### STATED TASK
Reproduce each of the entries below line for line, without changing a single character.

### INFORMATION SHOWN
(begin)

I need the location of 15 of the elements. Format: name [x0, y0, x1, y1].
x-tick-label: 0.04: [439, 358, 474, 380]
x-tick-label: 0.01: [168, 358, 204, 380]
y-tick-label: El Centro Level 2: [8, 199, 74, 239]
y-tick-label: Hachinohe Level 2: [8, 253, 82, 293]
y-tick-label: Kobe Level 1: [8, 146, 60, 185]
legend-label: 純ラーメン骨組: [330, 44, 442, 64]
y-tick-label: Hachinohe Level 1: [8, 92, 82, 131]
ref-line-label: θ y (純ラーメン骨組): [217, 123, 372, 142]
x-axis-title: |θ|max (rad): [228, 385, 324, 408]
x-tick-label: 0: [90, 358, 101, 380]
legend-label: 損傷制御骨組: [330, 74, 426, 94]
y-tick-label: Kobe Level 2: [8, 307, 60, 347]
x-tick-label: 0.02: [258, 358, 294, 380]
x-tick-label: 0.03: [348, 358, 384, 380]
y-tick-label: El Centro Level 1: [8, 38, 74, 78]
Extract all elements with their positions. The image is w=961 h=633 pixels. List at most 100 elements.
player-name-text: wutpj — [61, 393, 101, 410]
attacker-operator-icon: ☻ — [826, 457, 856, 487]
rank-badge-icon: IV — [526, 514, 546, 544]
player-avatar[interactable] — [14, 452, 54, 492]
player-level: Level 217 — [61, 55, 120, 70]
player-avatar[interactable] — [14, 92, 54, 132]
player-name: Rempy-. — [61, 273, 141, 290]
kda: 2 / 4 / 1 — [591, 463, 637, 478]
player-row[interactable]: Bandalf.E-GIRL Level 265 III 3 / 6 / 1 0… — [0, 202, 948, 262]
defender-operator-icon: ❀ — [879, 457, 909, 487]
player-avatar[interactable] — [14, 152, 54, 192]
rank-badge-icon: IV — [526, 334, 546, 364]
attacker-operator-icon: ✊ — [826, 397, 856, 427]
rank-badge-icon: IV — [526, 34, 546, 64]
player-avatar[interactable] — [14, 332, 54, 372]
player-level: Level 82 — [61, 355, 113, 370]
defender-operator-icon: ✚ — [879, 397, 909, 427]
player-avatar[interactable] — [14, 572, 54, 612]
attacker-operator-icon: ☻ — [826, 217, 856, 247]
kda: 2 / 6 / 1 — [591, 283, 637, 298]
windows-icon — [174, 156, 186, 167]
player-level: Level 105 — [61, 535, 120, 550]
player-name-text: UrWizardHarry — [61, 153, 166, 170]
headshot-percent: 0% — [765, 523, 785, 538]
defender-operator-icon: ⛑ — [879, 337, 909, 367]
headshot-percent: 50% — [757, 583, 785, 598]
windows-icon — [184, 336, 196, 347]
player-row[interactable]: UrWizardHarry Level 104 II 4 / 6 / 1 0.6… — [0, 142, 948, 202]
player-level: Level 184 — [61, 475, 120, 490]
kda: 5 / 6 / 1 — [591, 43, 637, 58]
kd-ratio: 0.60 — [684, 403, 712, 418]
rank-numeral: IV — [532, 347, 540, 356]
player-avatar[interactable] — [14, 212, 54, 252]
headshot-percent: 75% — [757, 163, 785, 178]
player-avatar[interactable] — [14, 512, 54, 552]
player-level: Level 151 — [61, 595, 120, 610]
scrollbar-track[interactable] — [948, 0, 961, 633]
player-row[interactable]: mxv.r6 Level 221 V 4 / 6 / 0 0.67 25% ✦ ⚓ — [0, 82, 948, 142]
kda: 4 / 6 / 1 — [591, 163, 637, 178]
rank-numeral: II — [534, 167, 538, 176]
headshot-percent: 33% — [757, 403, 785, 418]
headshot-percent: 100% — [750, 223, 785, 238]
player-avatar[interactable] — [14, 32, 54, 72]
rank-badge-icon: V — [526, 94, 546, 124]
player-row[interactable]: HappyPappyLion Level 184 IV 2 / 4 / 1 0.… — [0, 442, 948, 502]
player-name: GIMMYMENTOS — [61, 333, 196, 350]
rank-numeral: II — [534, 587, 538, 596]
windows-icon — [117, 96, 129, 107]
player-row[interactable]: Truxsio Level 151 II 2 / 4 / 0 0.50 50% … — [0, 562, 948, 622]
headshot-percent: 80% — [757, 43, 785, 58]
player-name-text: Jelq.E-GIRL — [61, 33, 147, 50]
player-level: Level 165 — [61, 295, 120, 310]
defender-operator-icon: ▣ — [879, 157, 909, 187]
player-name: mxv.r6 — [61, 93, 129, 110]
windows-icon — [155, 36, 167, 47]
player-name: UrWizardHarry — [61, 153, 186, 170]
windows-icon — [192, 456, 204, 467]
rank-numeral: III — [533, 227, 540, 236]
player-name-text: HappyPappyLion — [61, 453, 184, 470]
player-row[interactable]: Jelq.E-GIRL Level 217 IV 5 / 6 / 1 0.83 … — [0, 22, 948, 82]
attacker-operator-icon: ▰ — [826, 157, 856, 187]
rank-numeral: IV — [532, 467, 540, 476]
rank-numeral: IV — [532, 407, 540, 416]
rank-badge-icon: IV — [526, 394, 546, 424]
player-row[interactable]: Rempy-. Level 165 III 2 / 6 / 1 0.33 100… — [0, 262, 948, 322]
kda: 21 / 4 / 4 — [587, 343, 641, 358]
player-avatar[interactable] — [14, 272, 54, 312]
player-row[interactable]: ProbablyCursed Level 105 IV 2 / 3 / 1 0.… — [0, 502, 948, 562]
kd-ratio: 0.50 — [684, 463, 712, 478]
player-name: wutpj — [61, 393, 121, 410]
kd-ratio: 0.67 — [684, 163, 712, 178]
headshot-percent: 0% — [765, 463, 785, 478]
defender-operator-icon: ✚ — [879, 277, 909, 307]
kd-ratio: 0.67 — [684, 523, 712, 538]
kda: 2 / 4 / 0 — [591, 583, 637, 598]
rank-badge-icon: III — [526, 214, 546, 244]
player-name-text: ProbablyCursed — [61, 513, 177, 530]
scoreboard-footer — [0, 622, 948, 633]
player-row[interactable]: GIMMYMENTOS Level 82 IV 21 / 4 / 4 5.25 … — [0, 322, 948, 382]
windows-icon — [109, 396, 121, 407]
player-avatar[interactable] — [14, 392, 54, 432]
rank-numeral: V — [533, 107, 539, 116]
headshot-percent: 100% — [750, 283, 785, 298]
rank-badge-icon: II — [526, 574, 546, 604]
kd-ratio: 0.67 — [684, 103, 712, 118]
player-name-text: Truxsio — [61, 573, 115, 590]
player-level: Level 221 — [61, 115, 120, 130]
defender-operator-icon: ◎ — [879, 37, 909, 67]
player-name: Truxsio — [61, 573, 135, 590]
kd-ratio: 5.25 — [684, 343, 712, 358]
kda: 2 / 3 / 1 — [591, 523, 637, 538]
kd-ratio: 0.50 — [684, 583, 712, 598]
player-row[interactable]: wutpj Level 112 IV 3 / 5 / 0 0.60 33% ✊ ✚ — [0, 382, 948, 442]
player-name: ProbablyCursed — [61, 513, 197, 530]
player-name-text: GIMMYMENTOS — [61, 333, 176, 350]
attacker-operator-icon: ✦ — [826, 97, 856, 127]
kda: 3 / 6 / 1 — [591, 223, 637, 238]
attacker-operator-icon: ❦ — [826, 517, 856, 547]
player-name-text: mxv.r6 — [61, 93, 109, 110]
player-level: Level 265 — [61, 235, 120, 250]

(end)

### RESULT FOR THIS EXERCISE
I need the location of 15 of the elements. Format: name [x0, y0, x1, y1].
x-tick-label: 0.04: [439, 358, 474, 380]
x-tick-label: 0.01: [168, 358, 204, 380]
y-tick-label: El Centro Level 2: [8, 199, 74, 239]
y-tick-label: Hachinohe Level 2: [8, 253, 82, 293]
y-tick-label: Kobe Level 1: [8, 146, 60, 185]
legend-label: 純ラーメン骨組: [330, 44, 442, 64]
y-tick-label: Hachinohe Level 1: [8, 92, 82, 131]
ref-line-label: θ y (純ラーメン骨組): [217, 123, 372, 142]
x-axis-title: |θ|max (rad): [228, 385, 324, 408]
x-tick-label: 0: [90, 358, 101, 380]
legend-label: 損傷制御骨組: [330, 74, 426, 94]
y-tick-label: Kobe Level 2: [8, 307, 60, 347]
x-tick-label: 0.02: [258, 358, 294, 380]
x-tick-label: 0.03: [348, 358, 384, 380]
y-tick-label: El Centro Level 1: [8, 38, 74, 78]
Extract all elements with their positions. The image is w=961 h=633 pixels. List at most 100 elements.
player-name-text: wutpj — [61, 393, 101, 410]
attacker-operator-icon: ☻ — [826, 457, 856, 487]
rank-badge-icon: IV — [526, 514, 546, 544]
player-avatar[interactable] — [14, 452, 54, 492]
player-level: Level 217 — [61, 55, 120, 70]
player-avatar[interactable] — [14, 92, 54, 132]
player-name: Rempy-. — [61, 273, 141, 290]
kda: 2 / 4 / 1 — [591, 463, 637, 478]
player-row[interactable]: Bandalf.E-GIRL Level 265 III 3 / 6 / 1 0… — [0, 202, 948, 262]
defender-operator-icon: ❀ — [879, 457, 909, 487]
player-avatar[interactable] — [14, 152, 54, 192]
rank-badge-icon: IV — [526, 334, 546, 364]
attacker-operator-icon: ✊ — [826, 397, 856, 427]
rank-badge-icon: IV — [526, 34, 546, 64]
player-avatar[interactable] — [14, 332, 54, 372]
player-level: Level 82 — [61, 355, 113, 370]
defender-operator-icon: ✚ — [879, 397, 909, 427]
player-avatar[interactable] — [14, 572, 54, 612]
attacker-operator-icon: ☻ — [826, 217, 856, 247]
kda: 2 / 6 / 1 — [591, 283, 637, 298]
windows-icon — [174, 156, 186, 167]
player-level: Level 105 — [61, 535, 120, 550]
player-name-text: UrWizardHarry — [61, 153, 166, 170]
headshot-percent: 0% — [765, 523, 785, 538]
defender-operator-icon: ⛑ — [879, 337, 909, 367]
headshot-percent: 50% — [757, 583, 785, 598]
windows-icon — [184, 336, 196, 347]
player-row[interactable]: UrWizardHarry Level 104 II 4 / 6 / 1 0.6… — [0, 142, 948, 202]
player-level: Level 184 — [61, 475, 120, 490]
kda: 5 / 6 / 1 — [591, 43, 637, 58]
kd-ratio: 0.60 — [684, 403, 712, 418]
rank-numeral: IV — [532, 347, 540, 356]
player-avatar[interactable] — [14, 212, 54, 252]
headshot-percent: 75% — [757, 163, 785, 178]
player-avatar[interactable] — [14, 512, 54, 552]
player-level: Level 151 — [61, 595, 120, 610]
scrollbar-track[interactable] — [948, 0, 961, 633]
player-row[interactable]: mxv.r6 Level 221 V 4 / 6 / 0 0.67 25% ✦ ⚓ — [0, 82, 948, 142]
kda: 4 / 6 / 1 — [591, 163, 637, 178]
rank-numeral: II — [534, 167, 538, 176]
headshot-percent: 33% — [757, 403, 785, 418]
headshot-percent: 100% — [750, 223, 785, 238]
player-avatar[interactable] — [14, 32, 54, 72]
rank-badge-icon: V — [526, 94, 546, 124]
player-row[interactable]: HappyPappyLion Level 184 IV 2 / 4 / 1 0.… — [0, 442, 948, 502]
player-name: GIMMYMENTOS — [61, 333, 196, 350]
rank-numeral: II — [534, 587, 538, 596]
windows-icon — [117, 96, 129, 107]
player-row[interactable]: Truxsio Level 151 II 2 / 4 / 0 0.50 50% … — [0, 562, 948, 622]
headshot-percent: 80% — [757, 43, 785, 58]
player-name-text: Jelq.E-GIRL — [61, 33, 147, 50]
player-level: Level 165 — [61, 295, 120, 310]
defender-operator-icon: ▣ — [879, 157, 909, 187]
player-name: mxv.r6 — [61, 93, 129, 110]
windows-icon — [155, 36, 167, 47]
player-name: UrWizardHarry — [61, 153, 186, 170]
windows-icon — [192, 456, 204, 467]
rank-numeral: III — [533, 227, 540, 236]
player-name-text: HappyPappyLion — [61, 453, 184, 470]
player-row[interactable]: Jelq.E-GIRL Level 217 IV 5 / 6 / 1 0.83 … — [0, 22, 948, 82]
attacker-operator-icon: ▰ — [826, 157, 856, 187]
rank-numeral: IV — [532, 467, 540, 476]
rank-numeral: IV — [532, 407, 540, 416]
rank-badge-icon: IV — [526, 394, 546, 424]
player-row[interactable]: Rempy-. Level 165 III 2 / 6 / 1 0.33 100… — [0, 262, 948, 322]
kda: 21 / 4 / 4 — [587, 343, 641, 358]
player-avatar[interactable] — [14, 272, 54, 312]
player-row[interactable]: ProbablyCursed Level 105 IV 2 / 3 / 1 0.… — [0, 502, 948, 562]
kd-ratio: 0.50 — [684, 463, 712, 478]
player-name: wutpj — [61, 393, 121, 410]
kd-ratio: 0.67 — [684, 163, 712, 178]
headshot-percent: 0% — [765, 463, 785, 478]
defender-operator-icon: ✚ — [879, 277, 909, 307]
kd-ratio: 0.67 — [684, 523, 712, 538]
kda: 2 / 4 / 0 — [591, 583, 637, 598]
rank-badge-icon: III — [526, 214, 546, 244]
player-name-text: ProbablyCursed — [61, 513, 177, 530]
scoreboard-footer — [0, 622, 948, 633]
player-row[interactable]: GIMMYMENTOS Level 82 IV 21 / 4 / 4 5.25 … — [0, 322, 948, 382]
windows-icon — [109, 396, 121, 407]
player-avatar[interactable] — [14, 392, 54, 432]
rank-numeral: V — [533, 107, 539, 116]
headshot-percent: 100% — [750, 283, 785, 298]
rank-badge-icon: II — [526, 574, 546, 604]
kd-ratio: 0.67 — [684, 103, 712, 118]
player-name-text: Truxsio — [61, 573, 115, 590]
player-level: Level 221 — [61, 115, 120, 130]
defender-operator-icon: ◎ — [879, 37, 909, 67]
player-name: Truxsio — [61, 573, 135, 590]
kd-ratio: 5.25 — [684, 343, 712, 358]
kda: 2 / 3 / 1 — [591, 523, 637, 538]
kd-ratio: 0.50 — [684, 583, 712, 598]
player-row[interactable]: wutpj Level 112 IV 3 / 5 / 0 0.60 33% ✊ ✚ — [0, 382, 948, 442]
player-name: ProbablyCursed — [61, 513, 197, 530]
player-name-text: GIMMYMENTOS — [61, 333, 176, 350]
attacker-operator-icon: ✦ — [826, 97, 856, 127]
kda: 3 / 6 / 1 — [591, 223, 637, 238]
attacker-operator-icon: ❦ — [826, 517, 856, 547]
player-name-text: mxv.r6 — [61, 93, 109, 110]
player-level: Level 265 — [61, 235, 120, 250]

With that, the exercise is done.